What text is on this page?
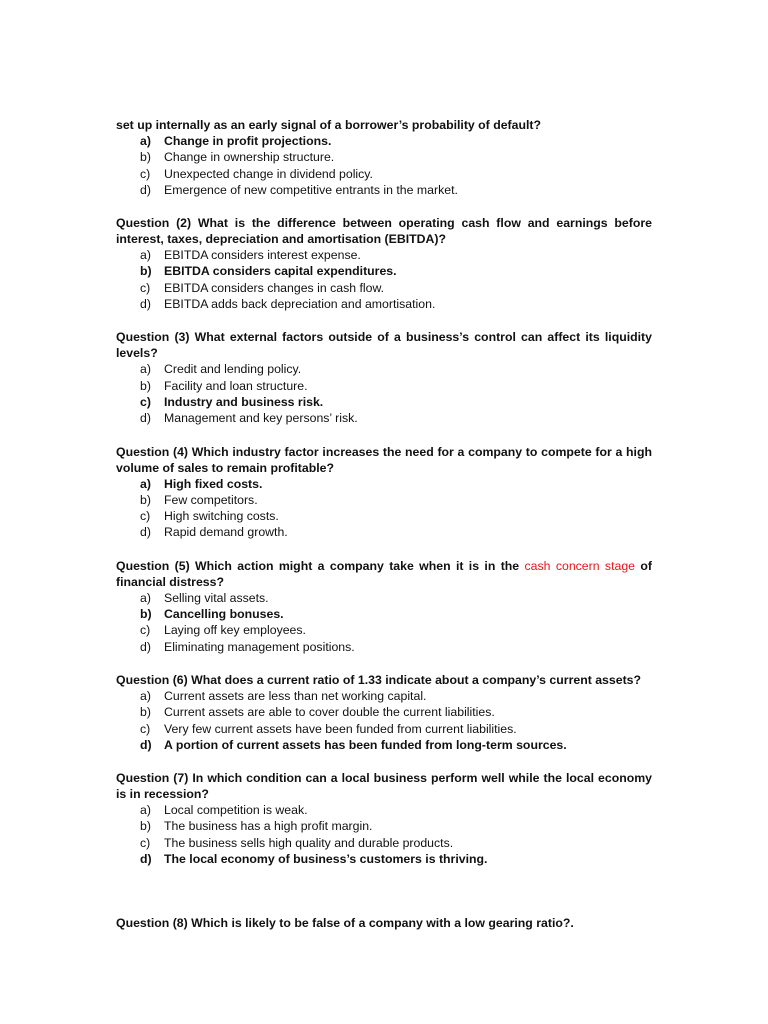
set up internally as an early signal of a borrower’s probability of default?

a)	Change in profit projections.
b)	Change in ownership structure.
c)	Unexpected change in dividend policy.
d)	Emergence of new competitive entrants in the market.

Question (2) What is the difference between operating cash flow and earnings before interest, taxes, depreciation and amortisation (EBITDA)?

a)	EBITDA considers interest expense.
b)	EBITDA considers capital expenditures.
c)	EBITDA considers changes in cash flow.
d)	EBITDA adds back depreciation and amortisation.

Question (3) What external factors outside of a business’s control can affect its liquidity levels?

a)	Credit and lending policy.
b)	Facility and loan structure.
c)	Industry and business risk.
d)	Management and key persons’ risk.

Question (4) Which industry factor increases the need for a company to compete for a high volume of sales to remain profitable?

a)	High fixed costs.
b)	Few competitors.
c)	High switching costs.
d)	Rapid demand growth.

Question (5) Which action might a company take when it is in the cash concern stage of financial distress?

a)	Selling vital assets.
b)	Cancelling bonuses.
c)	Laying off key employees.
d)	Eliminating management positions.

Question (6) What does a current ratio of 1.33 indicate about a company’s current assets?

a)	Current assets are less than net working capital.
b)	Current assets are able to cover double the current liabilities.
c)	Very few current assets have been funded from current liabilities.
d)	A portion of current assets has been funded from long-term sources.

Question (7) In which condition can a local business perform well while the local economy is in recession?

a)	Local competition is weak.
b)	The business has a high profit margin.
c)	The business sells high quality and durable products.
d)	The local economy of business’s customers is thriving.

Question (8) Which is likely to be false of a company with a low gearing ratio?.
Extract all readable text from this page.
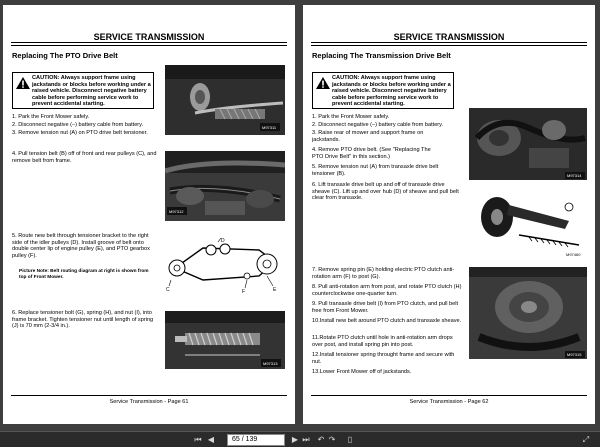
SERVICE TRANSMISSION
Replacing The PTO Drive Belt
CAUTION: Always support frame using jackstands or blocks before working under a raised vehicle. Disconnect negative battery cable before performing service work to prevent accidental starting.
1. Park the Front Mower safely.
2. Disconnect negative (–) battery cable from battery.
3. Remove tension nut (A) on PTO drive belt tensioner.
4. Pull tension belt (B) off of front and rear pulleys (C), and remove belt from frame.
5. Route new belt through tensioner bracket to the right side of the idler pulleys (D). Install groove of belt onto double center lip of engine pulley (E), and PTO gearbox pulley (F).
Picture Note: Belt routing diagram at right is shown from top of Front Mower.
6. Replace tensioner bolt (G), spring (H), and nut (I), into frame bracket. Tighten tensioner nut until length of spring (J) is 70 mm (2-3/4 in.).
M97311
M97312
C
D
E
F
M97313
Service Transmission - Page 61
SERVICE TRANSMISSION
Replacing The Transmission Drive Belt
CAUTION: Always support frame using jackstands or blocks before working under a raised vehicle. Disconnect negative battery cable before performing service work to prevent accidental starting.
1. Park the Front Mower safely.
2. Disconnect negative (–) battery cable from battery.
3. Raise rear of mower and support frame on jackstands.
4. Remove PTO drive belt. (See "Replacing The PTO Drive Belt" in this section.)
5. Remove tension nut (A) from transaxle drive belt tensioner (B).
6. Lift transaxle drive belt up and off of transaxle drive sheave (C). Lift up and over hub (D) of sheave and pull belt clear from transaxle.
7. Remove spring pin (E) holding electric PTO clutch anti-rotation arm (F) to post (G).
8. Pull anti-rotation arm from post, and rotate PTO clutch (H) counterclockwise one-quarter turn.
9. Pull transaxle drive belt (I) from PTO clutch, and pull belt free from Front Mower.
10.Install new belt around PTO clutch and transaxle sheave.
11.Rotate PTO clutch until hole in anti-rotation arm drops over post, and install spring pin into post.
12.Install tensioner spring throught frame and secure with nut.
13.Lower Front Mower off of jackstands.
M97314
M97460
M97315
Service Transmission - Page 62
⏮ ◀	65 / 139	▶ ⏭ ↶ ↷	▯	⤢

- TASK BRIEF: Reproduce the records above exactly, leaving out every picture they contain.

- OUTPUT OF THE TASK:
What text is on this page?
set up internally as an early signal of a borrower’s probability of default?

a)	Change in profit projections.
b)	Change in ownership structure.
c)	Unexpected change in dividend policy.
d)	Emergence of new competitive entrants in the market.

Question (2) What is the difference between operating cash flow and earnings before interest, taxes, depreciation and amortisation (EBITDA)?

a)	EBITDA considers interest expense.
b)	EBITDA considers capital expenditures.
c)	EBITDA considers changes in cash flow.
d)	EBITDA adds back depreciation and amortisation.

Question (3) What external factors outside of a business’s control can affect its liquidity levels?

a)	Credit and lending policy.
b)	Facility and loan structure.
c)	Industry and business risk.
d)	Management and key persons’ risk.

Question (4) Which industry factor increases the need for a company to compete for a high volume of sales to remain profitable?

a)	High fixed costs.
b)	Few competitors.
c)	High switching costs.
d)	Rapid demand growth.

Question (5) Which action might a company take when it is in the cash concern stage of financial distress?

a)	Selling vital assets.
b)	Cancelling bonuses.
c)	Laying off key employees.
d)	Eliminating management positions.

Question (6) What does a current ratio of 1.33 indicate about a company’s current assets?

a)	Current assets are less than net working capital.
b)	Current assets are able to cover double the current liabilities.
c)	Very few current assets have been funded from current liabilities.
d)	A portion of current assets has been funded from long-term sources.

Question (7) In which condition can a local business perform well while the local economy is in recession?

a)	Local competition is weak.
b)	The business has a high profit margin.
c)	The business sells high quality and durable products.
d)	The local economy of business’s customers is thriving.

Question (8) Which is likely to be false of a company with a low gearing ratio?.
Extract all readable text from this page.
SERVICE TRANSMISSION
Replacing The PTO Drive Belt
CAUTION: Always support frame using jackstands or blocks before working under a raised vehicle. Disconnect negative battery cable before performing service work to prevent accidental starting.
1. Park the Front Mower safely.
2. Disconnect negative (–) battery cable from battery.
3. Remove tension nut (A) on PTO drive belt tensioner.
4. Pull tension belt (B) off of front and rear pulleys (C), and remove belt from frame.
5. Route new belt through tensioner bracket to the right side of the idler pulleys (D). Install groove of belt onto double center lip of engine pulley (E), and PTO gearbox pulley (F).
Picture Note: Belt routing diagram at right is shown from top of Front Mower.
6. Replace tensioner bolt (G), spring (H), and nut (I), into frame bracket. Tighten tensioner nut until length of spring (J) is 70 mm (2-3/4 in.).
M97311
M97312
C
D
E
F
M97313
Service Transmission - Page 61
SERVICE TRANSMISSION
Replacing The Transmission Drive Belt
CAUTION: Always support frame using jackstands or blocks before working under a raised vehicle. Disconnect negative battery cable before performing service work to prevent accidental starting.
1. Park the Front Mower safely.
2. Disconnect negative (–) battery cable from battery.
3. Raise rear of mower and support frame on jackstands.
4. Remove PTO drive belt. (See "Replacing The PTO Drive Belt" in this section.)
5. Remove tension nut (A) from transaxle drive belt tensioner (B).
6. Lift transaxle drive belt up and off of transaxle drive sheave (C). Lift up and over hub (D) of sheave and pull belt clear from transaxle.
7. Remove spring pin (E) holding electric PTO clutch anti-rotation arm (F) to post (G).
8. Pull anti-rotation arm from post, and rotate PTO clutch (H) counterclockwise one-quarter turn.
9. Pull transaxle drive belt (I) from PTO clutch, and pull belt free from Front Mower.
10.Install new belt around PTO clutch and transaxle sheave.
11.Rotate PTO clutch until hole in anti-rotation arm drops over post, and install spring pin into post.
12.Install tensioner spring throught frame and secure with nut.
13.Lower Front Mower off of jackstands.
M97314
M97460
M97315
Service Transmission - Page 62
⏮ ◀	65 / 139	▶ ⏭ ↶ ↷	▯	⤢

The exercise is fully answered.